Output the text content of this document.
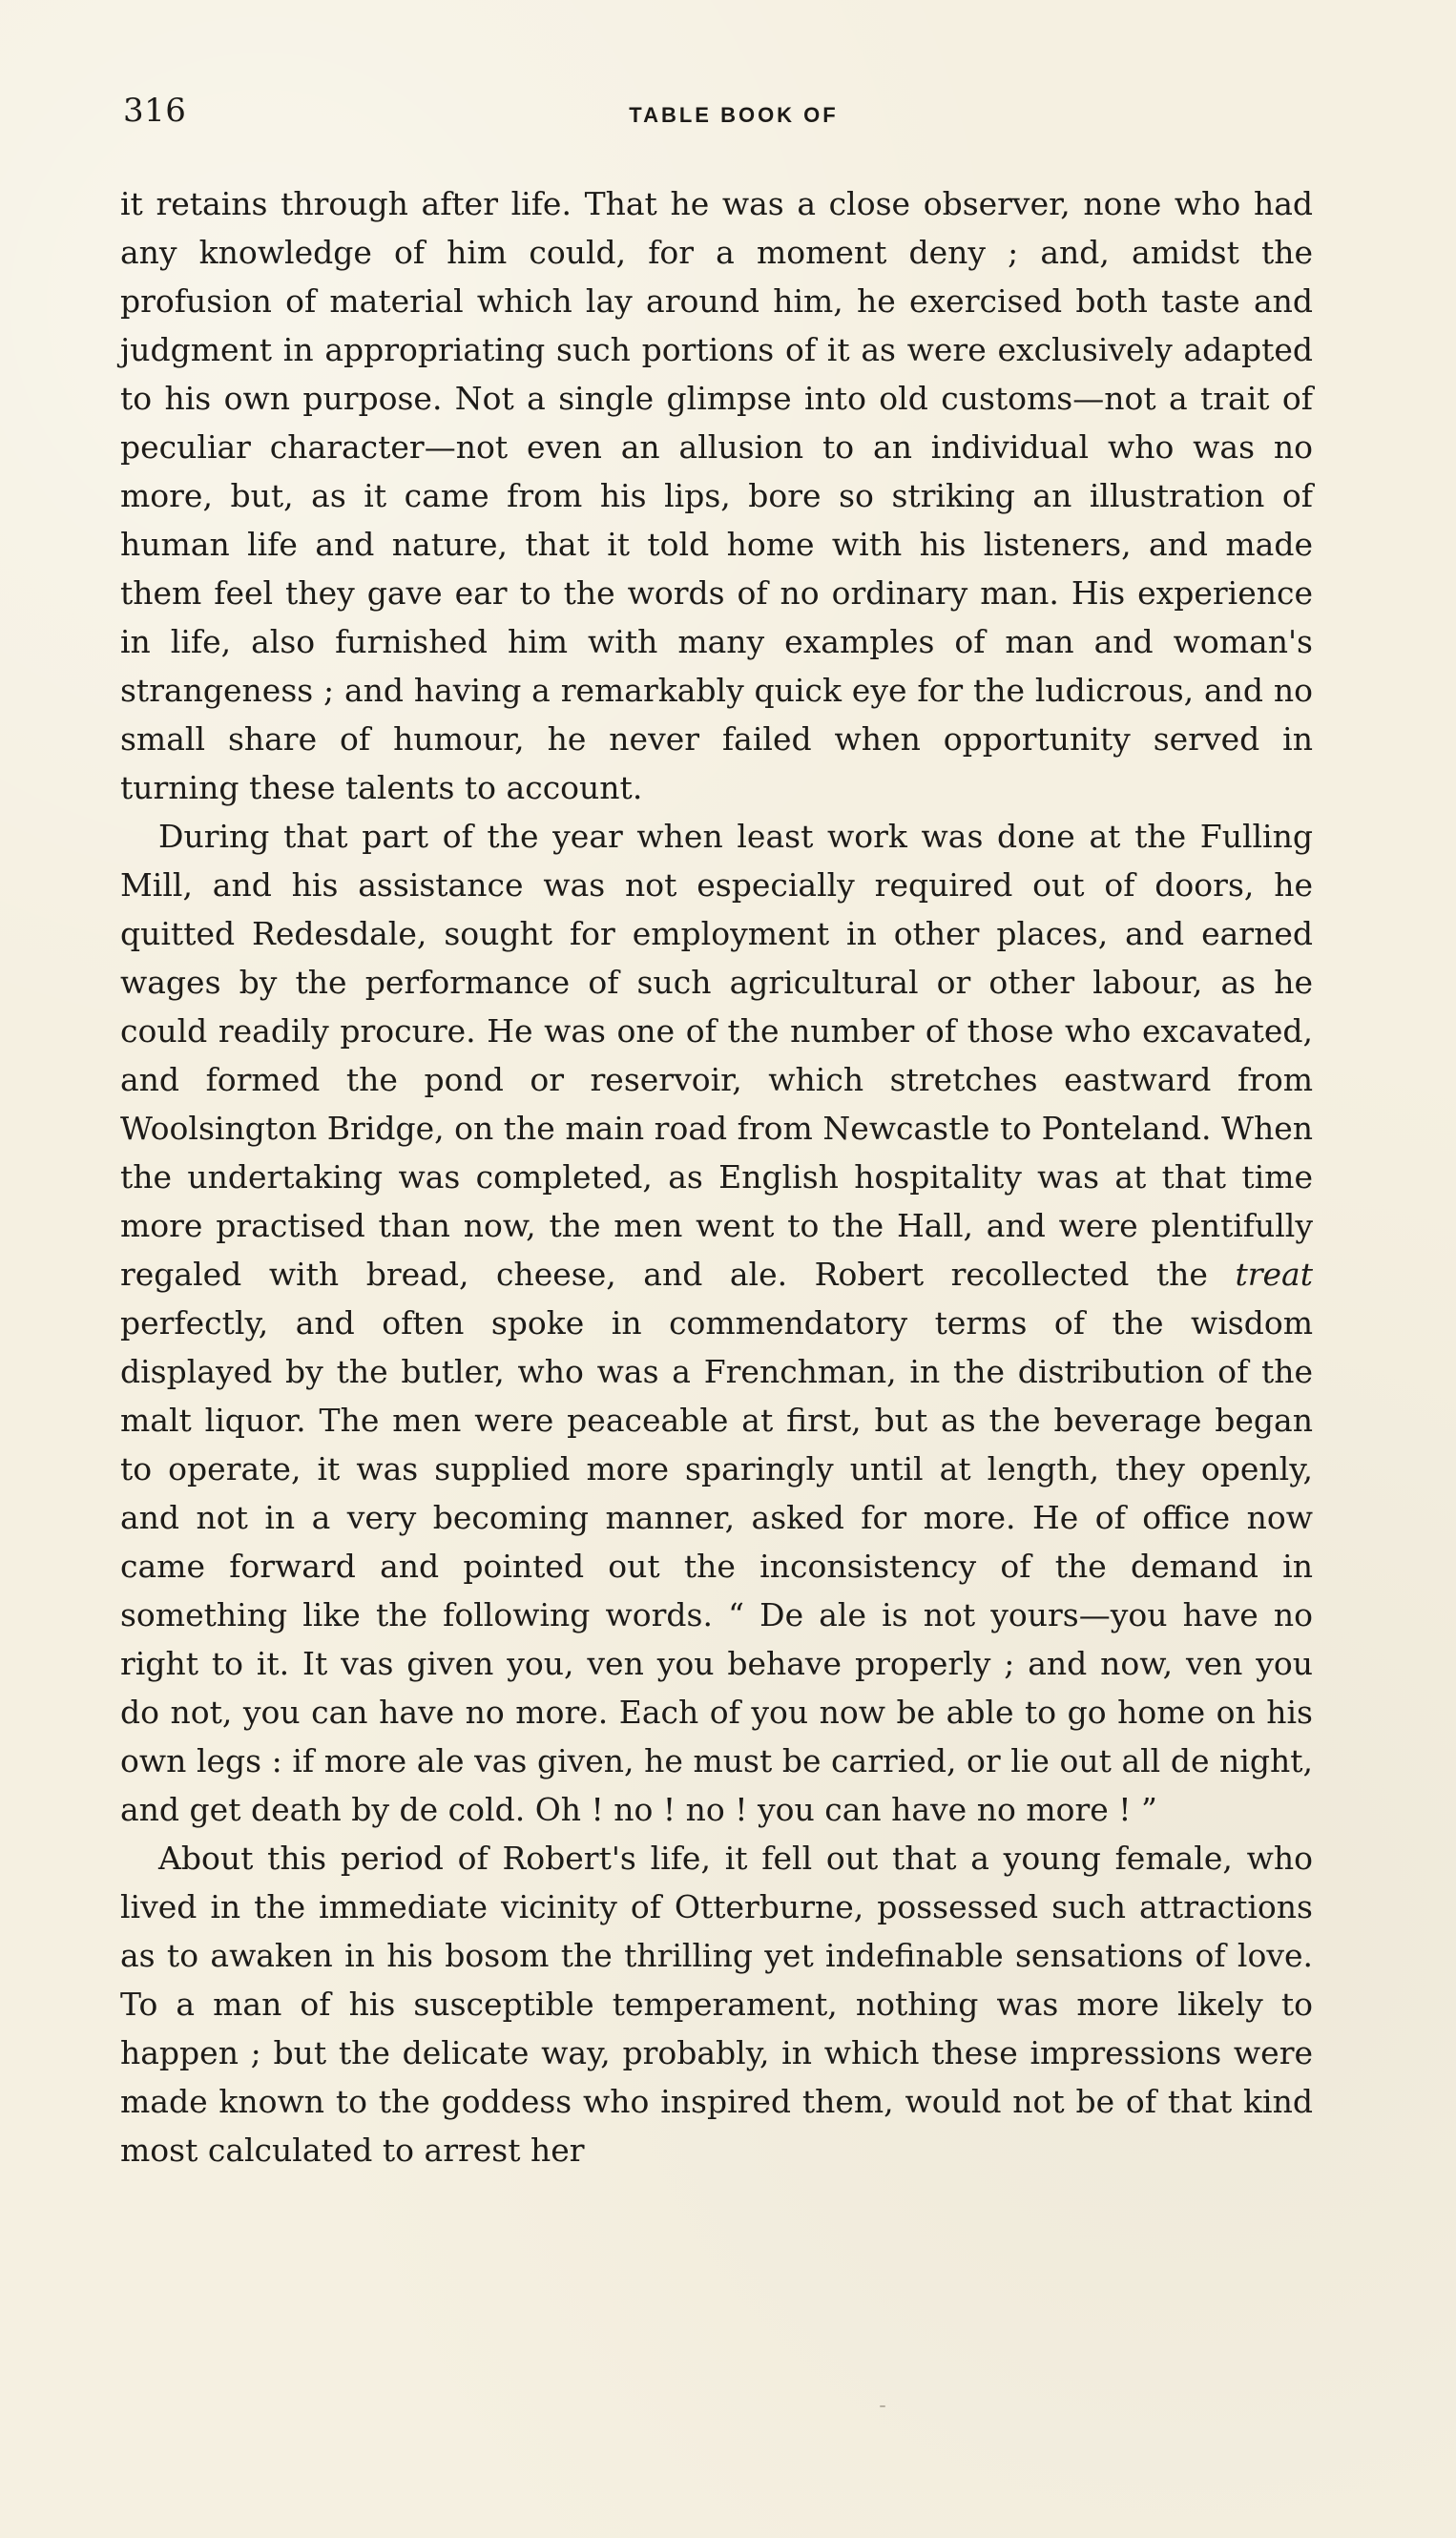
316	TABLE BOOK OF

it retains through after life. That he was a close observer, none who had any knowledge of him could, for a moment deny ; and, amidst the profusion of material which lay around him, he exercised both taste and judgment in appropriating such portions of it as were exclusively adapted to his own purpose. Not a single glimpse into old customs—not a trait of peculiar character—not even an allusion to an individual who was no more, but, as it came from his lips, bore so striking an illustration of human life and nature, that it told home with his listeners, and made them feel they gave ear to the words of no ordinary man. His experience in life, also furnished him with many examples of man and woman's strangeness ; and having a remarkably quick eye for the ludicrous, and no small share of humour, he never failed when opportunity served in turning these talents to account.

During that part of the year when least work was done at the Fulling Mill, and his assistance was not especially required out of doors, he quitted Redesdale, sought for employment in other places, and earned wages by the performance of such agricultural or other labour, as he could readily procure. He was one of the number of those who excavated, and formed the pond or reservoir, which stretches eastward from Woolsington Bridge, on the main road from Newcastle to Ponteland. When the undertaking was completed, as English hospitality was at that time more practised than now, the men went to the Hall, and were plentifully regaled with bread, cheese, and ale. Robert recollected the treat perfectly, and often spoke in commendatory terms of the wisdom displayed by the butler, who was a Frenchman, in the distribution of the malt liquor. The men were peaceable at first, but as the beverage began to operate, it was supplied more sparingly until at length, they openly, and not in a very becoming manner, asked for more. He of office now came forward and pointed out the inconsistency of the demand in something like the following words. “ De ale is not yours—you have no right to it. It vas given you, ven you behave properly ; and now, ven you do not, you can have no more. Each of you now be able to go home on his own legs : if more ale vas given, he must be carried, or lie out all de night, and get death by de cold. Oh ! no ! no ! you can have no more ! ”

About this period of Robert's life, it fell out that a young female, who lived in the immediate vicinity of Otterburne, possessed such attractions as to awaken in his bosom the thrilling yet indefinable sensations of love. To a man of his susceptible temperament, nothing was more likely to happen ; but the delicate way, probably, in which these impressions were made known to the goddess who inspired them, would not be of that kind most calculated to arrest her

* **Work item**:
Every entry above is to be repeated word for word, with all pictures omitted.

* **Finished exercise**:
Output the text content of this document.
316	TABLE BOOK OF

it retains through after life. That he was a close observer, none who had any knowledge of him could, for a moment deny ; and, amidst the profusion of material which lay around him, he exercised both taste and judgment in appropriating such portions of it as were exclusively adapted to his own purpose. Not a single glimpse into old customs—not a trait of peculiar character—not even an allusion to an individual who was no more, but, as it came from his lips, bore so striking an illustration of human life and nature, that it told home with his listeners, and made them feel they gave ear to the words of no ordinary man. His experience in life, also furnished him with many examples of man and woman's strangeness ; and having a remarkably quick eye for the ludicrous, and no small share of humour, he never failed when opportunity served in turning these talents to account.

During that part of the year when least work was done at the Fulling Mill, and his assistance was not especially required out of doors, he quitted Redesdale, sought for employment in other places, and earned wages by the performance of such agricultural or other labour, as he could readily procure. He was one of the number of those who excavated, and formed the pond or reservoir, which stretches eastward from Woolsington Bridge, on the main road from Newcastle to Ponteland. When the undertaking was completed, as English hospitality was at that time more practised than now, the men went to the Hall, and were plentifully regaled with bread, cheese, and ale. Robert recollected the treat perfectly, and often spoke in commendatory terms of the wisdom displayed by the butler, who was a Frenchman, in the distribution of the malt liquor. The men were peaceable at first, but as the beverage began to operate, it was supplied more sparingly until at length, they openly, and not in a very becoming manner, asked for more. He of office now came forward and pointed out the inconsistency of the demand in something like the following words. “ De ale is not yours—you have no right to it. It vas given you, ven you behave properly ; and now, ven you do not, you can have no more. Each of you now be able to go home on his own legs : if more ale vas given, he must be carried, or lie out all de night, and get death by de cold. Oh ! no ! no ! you can have no more ! ”

About this period of Robert's life, it fell out that a young female, who lived in the immediate vicinity of Otterburne, possessed such attractions as to awaken in his bosom the thrilling yet indefinable sensations of love. To a man of his susceptible temperament, nothing was more likely to happen ; but the delicate way, probably, in which these impressions were made known to the goddess who inspired them, would not be of that kind most calculated to arrest her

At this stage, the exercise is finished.